**Text provided**.
►

ONCE
UPON A TIME in the West Indies I met an ex-airline pilot who was also a sailor.
He insisted that cruising in a sailboat was far more complicated than flying a
passenger jet.
“As
a cruiser, you have to know so much more in so many different areas,” he said.
“A pilot doesn’t have to fix the engines or make sure there’s enough food on
board. A pilot doesn’t have to know how to repair or maintain anything. A pilot
doesn’t have to worry about finding the right bottom paint. He need know
nothing about electrolytic corrosion or the difference between deep-cycle
batteries and starter batteries. He doesn’t have to worry about the anchor
dragging.”
I
dare say he was right. One of the many charms of cruising is the way you find
yourself learning all the different skills you need to be self-sufficient. It’s
a feeling that takes modern men and women right back to the days of the great
explorers under sail. Nothing daunted them.
When
they were shipwrecked on a foreign shore they felled trees, built boats on the
beach, somehow fashioned the thousand-and-one things they needed, and then
carried on exploring. They went ashore for months at a time. They cleared land
and sowed their seeds. When the crops were ready, they carried on exploring.
The
world has changed, and modern cruising won’t make a whole Renaissance man or
woman out of you — but it might get pretty close. For that reason I always
advise young people to go cruising, even before they settle down in college. I
tell them to cruise as far as they can for as long as they can and I assure
them they’ll never regret it.

◄

**Work instructions**.
1. Please say whether each statement agrees with the passage on sailboat cruising, answering yes or no and quoting the deciding words: (a) The former pilot said a pilot need not worry about the anchor dragging. (b) The writer advises young people to go cruising only after they finish college. (c) The writer claims modern cruising will make a whole Renaissance man or woman out of you.
2. Supply what comes next in the passage on sailboat cruising, starting after its last sentence.
The data are not needed for any of this work.

[Records taken from a dataset]

►

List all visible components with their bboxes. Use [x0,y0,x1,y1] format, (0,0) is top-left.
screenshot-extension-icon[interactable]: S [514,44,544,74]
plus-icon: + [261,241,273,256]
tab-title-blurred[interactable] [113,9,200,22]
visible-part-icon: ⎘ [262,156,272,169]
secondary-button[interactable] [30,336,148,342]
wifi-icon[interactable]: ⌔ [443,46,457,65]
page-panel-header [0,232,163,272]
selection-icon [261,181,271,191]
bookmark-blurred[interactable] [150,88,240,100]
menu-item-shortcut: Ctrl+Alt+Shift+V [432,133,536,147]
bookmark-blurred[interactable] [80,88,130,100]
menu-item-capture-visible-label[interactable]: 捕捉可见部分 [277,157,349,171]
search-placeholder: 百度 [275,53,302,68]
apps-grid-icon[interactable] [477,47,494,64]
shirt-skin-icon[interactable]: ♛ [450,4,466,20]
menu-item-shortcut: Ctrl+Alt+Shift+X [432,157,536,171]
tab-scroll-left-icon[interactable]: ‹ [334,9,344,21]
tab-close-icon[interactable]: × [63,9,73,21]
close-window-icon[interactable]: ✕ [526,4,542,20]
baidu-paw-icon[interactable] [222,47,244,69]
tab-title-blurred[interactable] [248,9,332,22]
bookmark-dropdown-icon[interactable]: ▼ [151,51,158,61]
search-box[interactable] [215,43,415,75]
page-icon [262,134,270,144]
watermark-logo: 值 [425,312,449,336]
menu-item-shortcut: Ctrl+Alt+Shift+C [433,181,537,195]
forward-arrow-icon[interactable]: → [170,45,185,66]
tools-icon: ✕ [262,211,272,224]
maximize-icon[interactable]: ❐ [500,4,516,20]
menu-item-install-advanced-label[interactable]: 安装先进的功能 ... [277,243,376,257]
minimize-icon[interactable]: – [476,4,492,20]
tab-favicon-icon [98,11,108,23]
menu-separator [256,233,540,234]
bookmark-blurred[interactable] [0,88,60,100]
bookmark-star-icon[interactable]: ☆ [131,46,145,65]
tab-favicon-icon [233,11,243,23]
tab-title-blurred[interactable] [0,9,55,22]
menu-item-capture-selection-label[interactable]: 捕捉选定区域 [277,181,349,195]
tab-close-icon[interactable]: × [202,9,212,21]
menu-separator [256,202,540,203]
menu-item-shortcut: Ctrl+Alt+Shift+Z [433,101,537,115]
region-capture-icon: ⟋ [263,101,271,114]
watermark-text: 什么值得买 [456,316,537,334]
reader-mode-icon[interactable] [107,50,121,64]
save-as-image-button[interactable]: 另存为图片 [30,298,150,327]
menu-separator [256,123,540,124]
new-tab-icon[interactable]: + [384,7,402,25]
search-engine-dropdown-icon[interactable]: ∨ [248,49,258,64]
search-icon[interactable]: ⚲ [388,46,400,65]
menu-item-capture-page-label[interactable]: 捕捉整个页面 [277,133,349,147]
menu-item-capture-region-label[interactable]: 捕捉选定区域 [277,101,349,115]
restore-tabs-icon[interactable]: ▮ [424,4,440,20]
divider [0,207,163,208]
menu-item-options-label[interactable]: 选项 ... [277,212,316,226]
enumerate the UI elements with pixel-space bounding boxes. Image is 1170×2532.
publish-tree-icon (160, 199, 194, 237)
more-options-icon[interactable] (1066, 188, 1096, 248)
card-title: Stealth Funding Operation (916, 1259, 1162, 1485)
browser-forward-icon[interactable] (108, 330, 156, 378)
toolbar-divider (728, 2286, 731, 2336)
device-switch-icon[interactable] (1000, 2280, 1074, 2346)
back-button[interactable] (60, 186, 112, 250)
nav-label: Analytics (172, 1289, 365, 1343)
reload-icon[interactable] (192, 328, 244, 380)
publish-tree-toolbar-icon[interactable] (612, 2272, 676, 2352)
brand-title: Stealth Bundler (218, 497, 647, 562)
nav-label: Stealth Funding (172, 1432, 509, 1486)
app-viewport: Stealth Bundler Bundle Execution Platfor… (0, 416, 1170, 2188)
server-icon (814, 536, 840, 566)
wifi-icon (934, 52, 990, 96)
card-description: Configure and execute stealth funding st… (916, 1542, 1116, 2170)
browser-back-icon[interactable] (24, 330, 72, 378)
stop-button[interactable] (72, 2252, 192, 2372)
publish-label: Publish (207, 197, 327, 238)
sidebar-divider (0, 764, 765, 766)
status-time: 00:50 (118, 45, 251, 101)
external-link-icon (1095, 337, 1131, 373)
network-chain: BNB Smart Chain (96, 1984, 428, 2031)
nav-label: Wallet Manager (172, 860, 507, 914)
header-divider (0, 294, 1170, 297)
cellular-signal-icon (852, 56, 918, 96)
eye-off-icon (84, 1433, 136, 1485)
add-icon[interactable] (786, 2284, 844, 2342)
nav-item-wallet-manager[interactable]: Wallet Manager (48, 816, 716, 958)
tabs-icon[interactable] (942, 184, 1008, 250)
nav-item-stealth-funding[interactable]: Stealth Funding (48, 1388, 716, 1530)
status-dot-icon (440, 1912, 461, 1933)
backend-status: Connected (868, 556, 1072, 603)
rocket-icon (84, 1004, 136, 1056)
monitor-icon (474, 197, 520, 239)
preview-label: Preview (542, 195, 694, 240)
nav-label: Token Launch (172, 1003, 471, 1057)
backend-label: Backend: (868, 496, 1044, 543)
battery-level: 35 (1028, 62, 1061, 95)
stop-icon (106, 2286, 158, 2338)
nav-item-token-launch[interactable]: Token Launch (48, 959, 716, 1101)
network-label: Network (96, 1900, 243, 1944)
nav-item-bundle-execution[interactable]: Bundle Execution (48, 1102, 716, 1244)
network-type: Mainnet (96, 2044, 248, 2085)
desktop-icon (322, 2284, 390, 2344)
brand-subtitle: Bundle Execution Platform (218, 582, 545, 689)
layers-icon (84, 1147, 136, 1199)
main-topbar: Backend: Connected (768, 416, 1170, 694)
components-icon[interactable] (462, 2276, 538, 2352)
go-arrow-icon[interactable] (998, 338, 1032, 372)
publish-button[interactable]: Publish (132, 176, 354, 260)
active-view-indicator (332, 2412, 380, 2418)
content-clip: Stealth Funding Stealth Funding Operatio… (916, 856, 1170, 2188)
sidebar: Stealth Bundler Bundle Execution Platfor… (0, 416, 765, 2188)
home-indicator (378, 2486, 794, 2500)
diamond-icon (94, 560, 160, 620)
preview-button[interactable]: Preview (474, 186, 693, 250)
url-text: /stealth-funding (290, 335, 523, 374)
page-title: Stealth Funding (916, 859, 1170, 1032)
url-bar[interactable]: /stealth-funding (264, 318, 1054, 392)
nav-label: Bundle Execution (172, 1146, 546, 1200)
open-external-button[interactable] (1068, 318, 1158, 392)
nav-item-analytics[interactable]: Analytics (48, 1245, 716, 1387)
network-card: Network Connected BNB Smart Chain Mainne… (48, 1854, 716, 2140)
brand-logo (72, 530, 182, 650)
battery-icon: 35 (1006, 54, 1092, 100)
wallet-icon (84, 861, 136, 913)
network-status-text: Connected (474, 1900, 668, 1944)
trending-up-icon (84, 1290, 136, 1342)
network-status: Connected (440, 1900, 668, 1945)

◄

**Your responses**.
1.
(a) Yes: "He doesn’t have to worry about the anchor dragging."
(b) No: "I always advise young people to go cruising, even before they settle down in college."
(c) No: "modern cruising won’t make a whole Renaissance man or woman out of you — but it might get pretty close."

2.
They
need to do some homework first, of course, and they need to decide on a
definite cruising objective: something we’ve talked about before. Then they
should sail away. They’ll find help and friendly people everywhere. They’ll
travel vast watery areas of our pretty planet where the voice of mankind has
never been heard before, and maybe never will be again.
“Go
cruising,” I tell them. “Nothing is more fascinating than cruising. Maybe
nothing’s more important.”
Today’s Thought
I been a wanderin’
Early and late
New York City
To the Golden Gate
An’ it looks like
I’m never gonna cease my
Wanderin’.
—
Carl Sandburg, folk-music lyrics recalled on his death 22 Jul 67
Tailpiece
“What
are you specializing in at medical school?”
“Obstetrics.”
“You’re
nuts. By the time you graduate some other doctor will have found the cure for
them.”
(Drop by every Monday,
Wednesday, Friday for a new Mainly about Boats column.)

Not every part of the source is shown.